* GIVEN EXERCISE:
Find every line in the records that holds the string "India". Copy each one.

━━━━━ RECORDS PROVIDED ━━━━━

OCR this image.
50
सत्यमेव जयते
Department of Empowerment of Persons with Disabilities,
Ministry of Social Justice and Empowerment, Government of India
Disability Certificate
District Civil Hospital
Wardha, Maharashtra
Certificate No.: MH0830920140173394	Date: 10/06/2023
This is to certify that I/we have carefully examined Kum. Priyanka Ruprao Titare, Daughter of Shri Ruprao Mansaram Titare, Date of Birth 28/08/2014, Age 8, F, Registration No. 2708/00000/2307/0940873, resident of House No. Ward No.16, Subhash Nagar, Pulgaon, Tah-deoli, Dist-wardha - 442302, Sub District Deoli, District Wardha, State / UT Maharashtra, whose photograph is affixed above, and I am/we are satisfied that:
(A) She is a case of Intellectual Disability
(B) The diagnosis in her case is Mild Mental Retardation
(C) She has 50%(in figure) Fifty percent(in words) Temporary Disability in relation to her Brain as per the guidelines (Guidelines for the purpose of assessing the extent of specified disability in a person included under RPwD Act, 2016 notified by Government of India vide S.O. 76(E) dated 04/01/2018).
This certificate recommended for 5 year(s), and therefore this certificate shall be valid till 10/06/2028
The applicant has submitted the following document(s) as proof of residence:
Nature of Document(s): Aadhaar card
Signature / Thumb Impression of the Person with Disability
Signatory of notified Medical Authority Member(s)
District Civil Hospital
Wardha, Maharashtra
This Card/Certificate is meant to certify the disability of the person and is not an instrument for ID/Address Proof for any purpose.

━━━━━
━━━━━ RECORDS PROVIDED ━━━━━

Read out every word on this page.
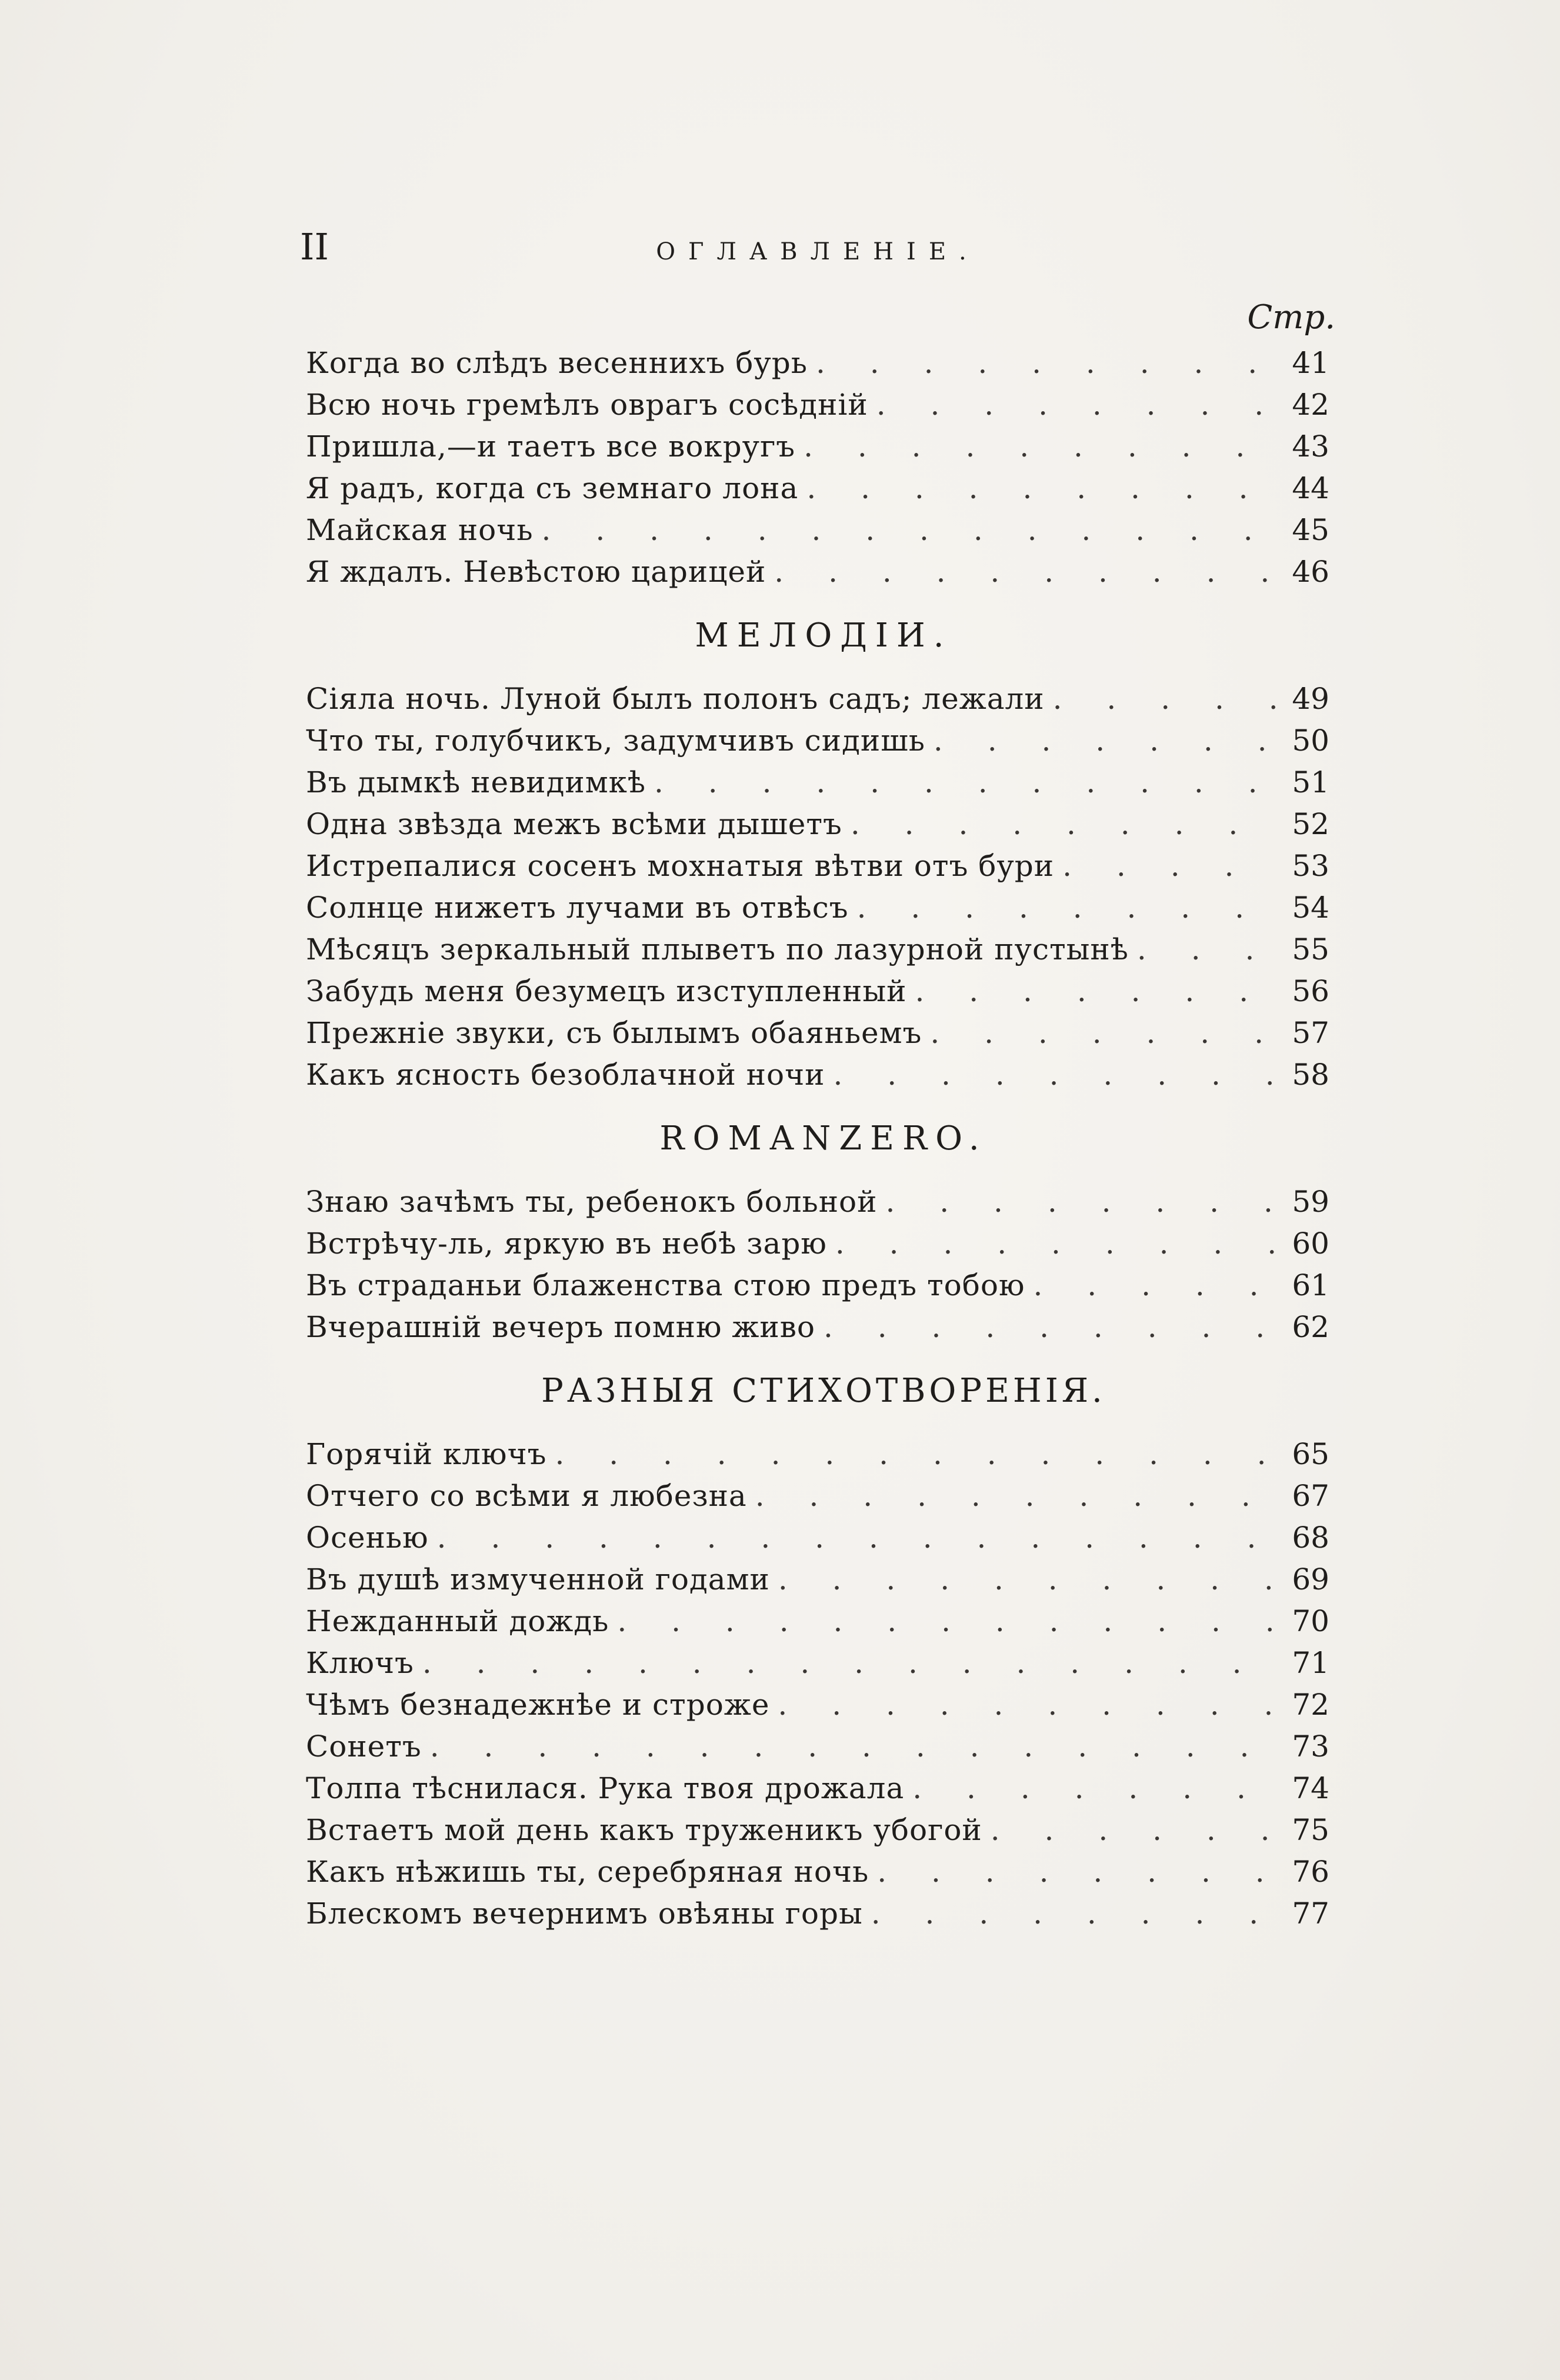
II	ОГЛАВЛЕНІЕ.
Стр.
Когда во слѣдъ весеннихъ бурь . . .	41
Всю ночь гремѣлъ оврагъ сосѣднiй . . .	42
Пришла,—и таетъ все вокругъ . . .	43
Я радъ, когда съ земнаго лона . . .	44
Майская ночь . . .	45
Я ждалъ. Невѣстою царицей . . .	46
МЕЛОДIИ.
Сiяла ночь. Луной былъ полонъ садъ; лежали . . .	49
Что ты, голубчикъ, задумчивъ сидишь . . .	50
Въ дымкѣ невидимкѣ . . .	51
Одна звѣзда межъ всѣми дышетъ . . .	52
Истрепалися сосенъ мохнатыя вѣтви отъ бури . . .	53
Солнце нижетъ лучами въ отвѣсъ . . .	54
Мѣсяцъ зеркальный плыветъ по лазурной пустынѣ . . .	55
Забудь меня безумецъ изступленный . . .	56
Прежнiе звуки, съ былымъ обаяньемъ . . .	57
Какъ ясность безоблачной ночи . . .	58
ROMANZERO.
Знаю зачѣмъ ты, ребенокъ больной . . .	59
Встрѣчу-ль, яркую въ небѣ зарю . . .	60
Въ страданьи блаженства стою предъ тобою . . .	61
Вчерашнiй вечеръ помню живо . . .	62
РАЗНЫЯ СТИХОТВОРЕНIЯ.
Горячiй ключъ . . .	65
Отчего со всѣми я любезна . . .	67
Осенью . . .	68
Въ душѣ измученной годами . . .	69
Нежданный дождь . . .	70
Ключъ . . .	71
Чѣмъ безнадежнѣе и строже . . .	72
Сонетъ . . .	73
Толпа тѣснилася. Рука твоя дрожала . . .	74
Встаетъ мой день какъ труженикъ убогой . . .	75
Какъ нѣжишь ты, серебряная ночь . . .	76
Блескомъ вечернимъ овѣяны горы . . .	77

━━━━━
━━━━━ RECORDS PROVIDED ━━━━━

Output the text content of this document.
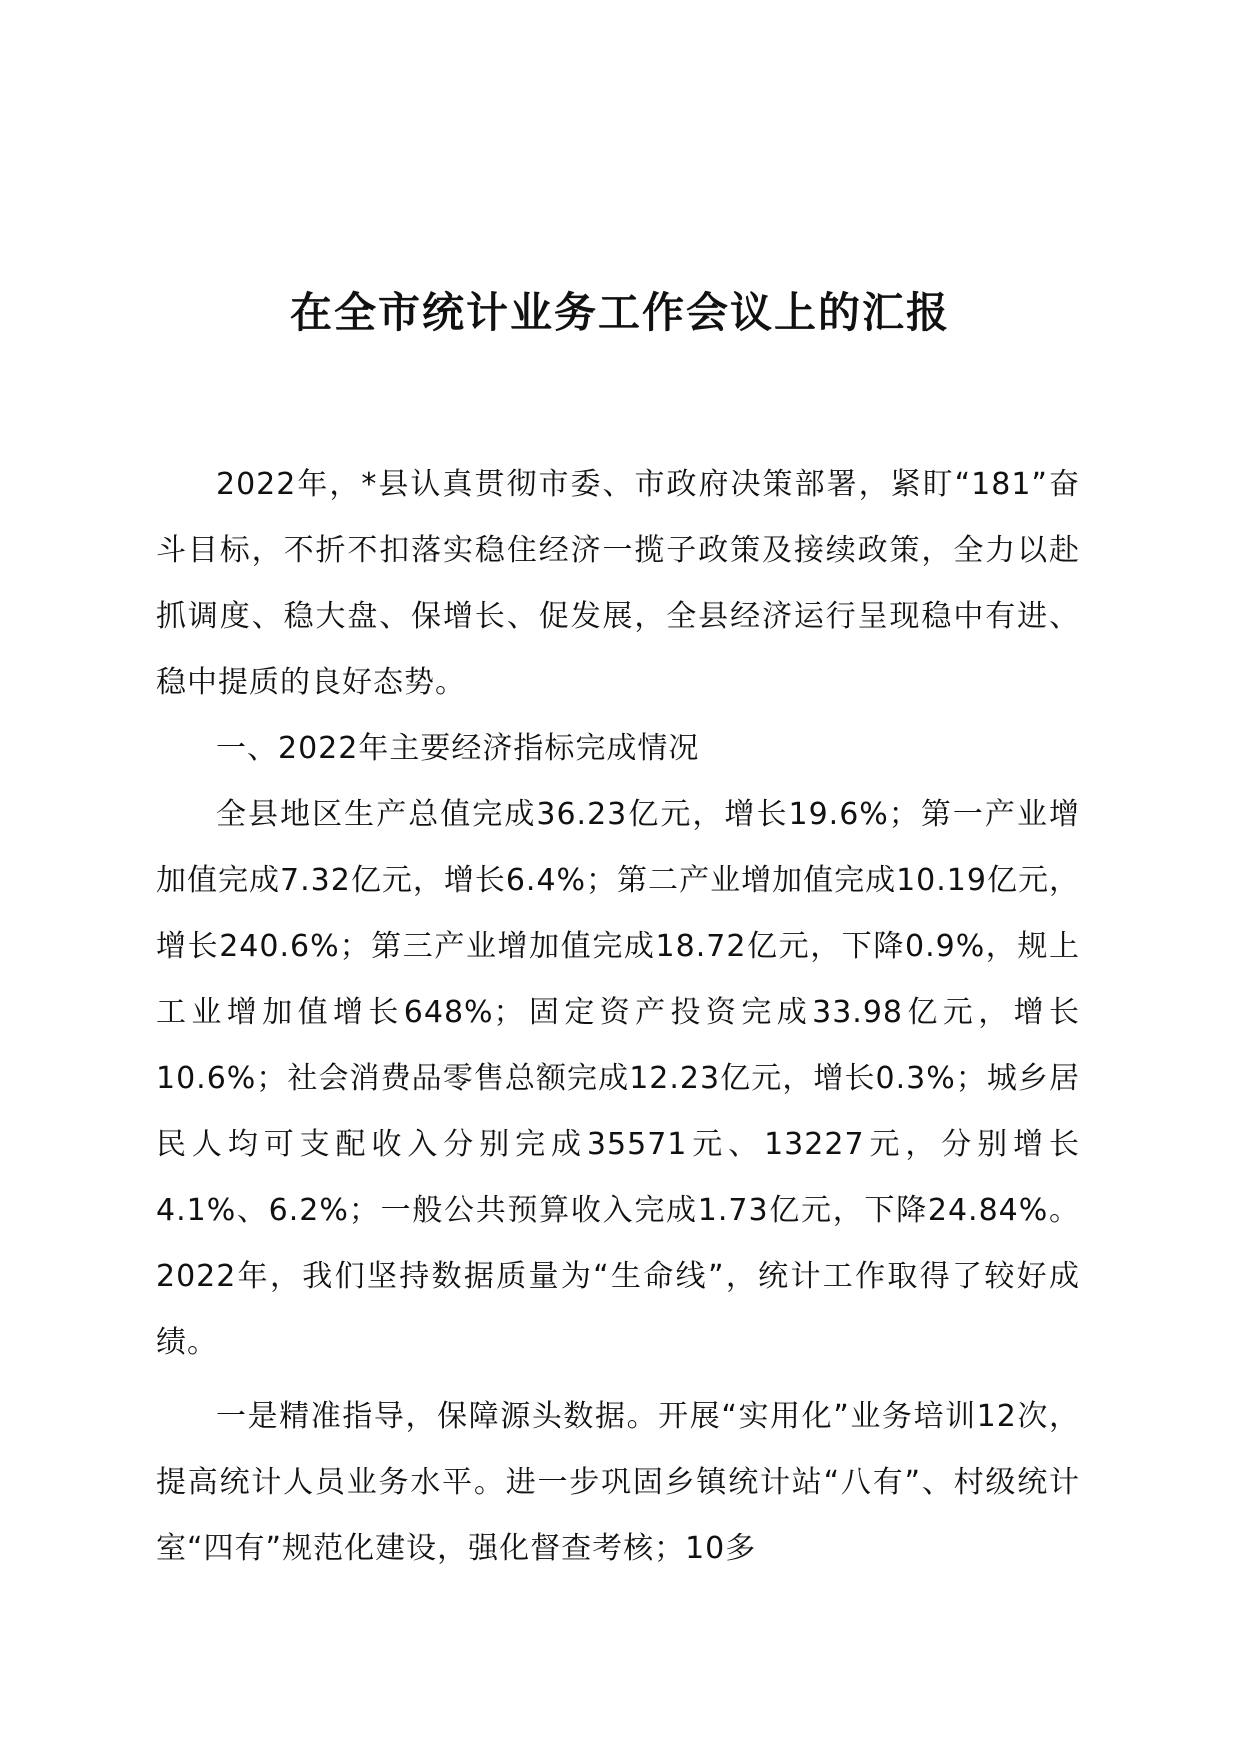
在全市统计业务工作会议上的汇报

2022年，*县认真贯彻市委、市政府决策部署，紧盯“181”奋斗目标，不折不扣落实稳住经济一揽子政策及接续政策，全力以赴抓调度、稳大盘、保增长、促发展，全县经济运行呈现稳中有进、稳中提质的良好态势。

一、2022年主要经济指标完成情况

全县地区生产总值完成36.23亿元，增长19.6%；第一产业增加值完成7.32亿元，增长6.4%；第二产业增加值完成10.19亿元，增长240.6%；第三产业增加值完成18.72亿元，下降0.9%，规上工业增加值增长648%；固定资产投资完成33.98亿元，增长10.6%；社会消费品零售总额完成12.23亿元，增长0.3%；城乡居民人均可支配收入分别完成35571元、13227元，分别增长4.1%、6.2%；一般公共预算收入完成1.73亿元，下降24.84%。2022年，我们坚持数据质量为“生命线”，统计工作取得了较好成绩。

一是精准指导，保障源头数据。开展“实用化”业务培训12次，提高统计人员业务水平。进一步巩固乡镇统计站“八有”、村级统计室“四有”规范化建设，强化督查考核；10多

━━━━━

* ANSWER TO THE TASK:
Ministry of Social Justice and Empowerment, Government of India
(C) She has 50%(in figure) Fifty percent(in words) Temporary Disability in relation to her Brain as per the guidelines (Guidelines for the purpose of assessing the extent of specified disability in a person included under RPwD Act, 2016 notified by Government of India vide S.O. 76(E) dated 04/01/2018).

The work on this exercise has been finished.